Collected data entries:
** START **
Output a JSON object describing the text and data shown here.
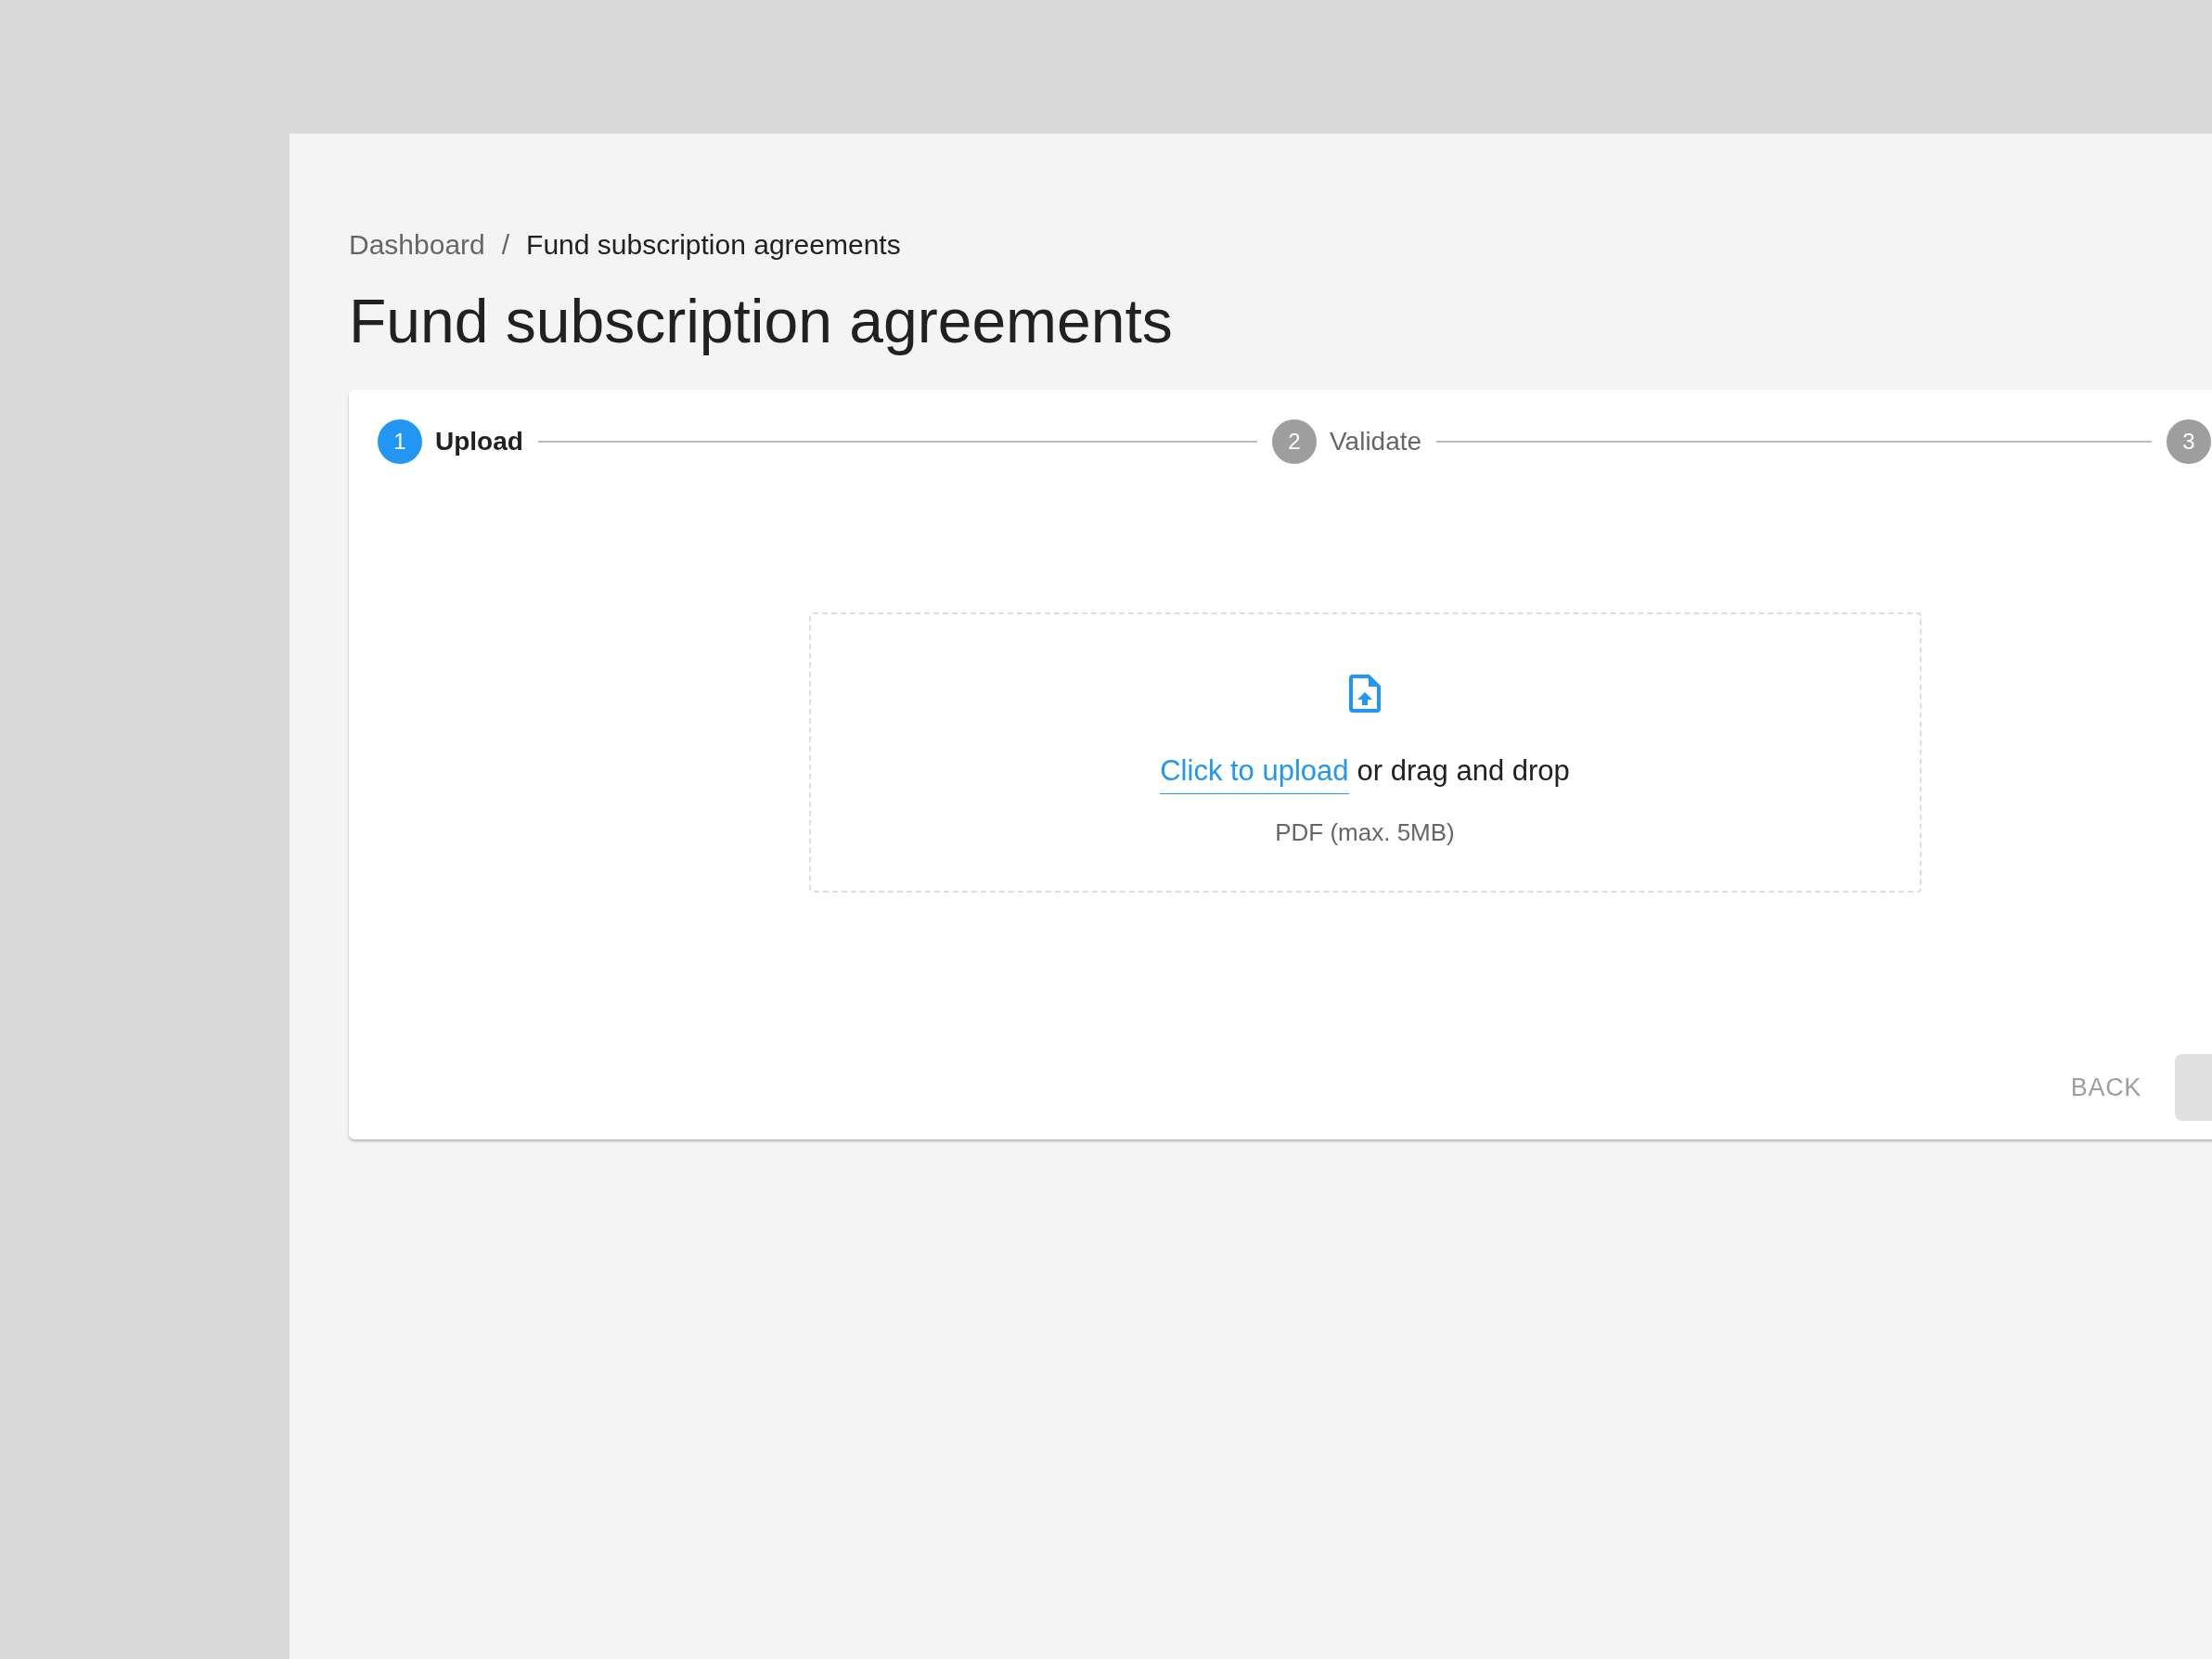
{
  "breadcrumb": [
    {
      "label": "Dashboard",
      "current": false
    },
    {
      "label": "Fund subscription agreements",
      "current": true
    }
  ],
  "breadcrumb_separator": "/",
  "title": "Fund subscription agreements",
  "steps": [
    {
      "number": "1",
      "label": "Upload",
      "selected": true
    },
    {
      "number": "2",
      "label": "Validate",
      "selected": false
    },
    {
      "number": "3",
      "selected": false
    }
  ],
  "upload": {
    "link": "Click to upload",
    "text": "or drag and drop",
    "hint": "PDF (max. 5MB)"
  },
  "buttons": [
    {
      "kind": "text",
      "label": "BACK",
      "disabled": true
    },
    {
      "kind": "contained",
      "disabled": true
    }
  ]
}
** END **
TO BE DONE:
Copy the records exactly. Skip the pictures.

FINISHED ANSWER:
Output a JSON object describing the text and data shown here.
{
  "breadcrumb": [
    {
      "label": "Dashboard",
      "current": false
    },
    {
      "label": "Fund subscription agreements",
      "current": true
    }
  ],
  "breadcrumb_separator": "/",
  "title": "Fund subscription agreements",
  "steps": [
    {
      "number": "1",
      "label": "Upload",
      "selected": true
    },
    {
      "number": "2",
      "label": "Validate",
      "selected": false
    },
    {
      "number": "3",
      "selected": false
    }
  ],
  "upload": {
    "link": "Click to upload",
    "text": "or drag and drop",
    "hint": "PDF (max. 5MB)"
  },
  "buttons": [
    {
      "kind": "text",
      "label": "BACK",
      "disabled": true
    },
    {
      "kind": "contained",
      "disabled": true
    }
  ]
}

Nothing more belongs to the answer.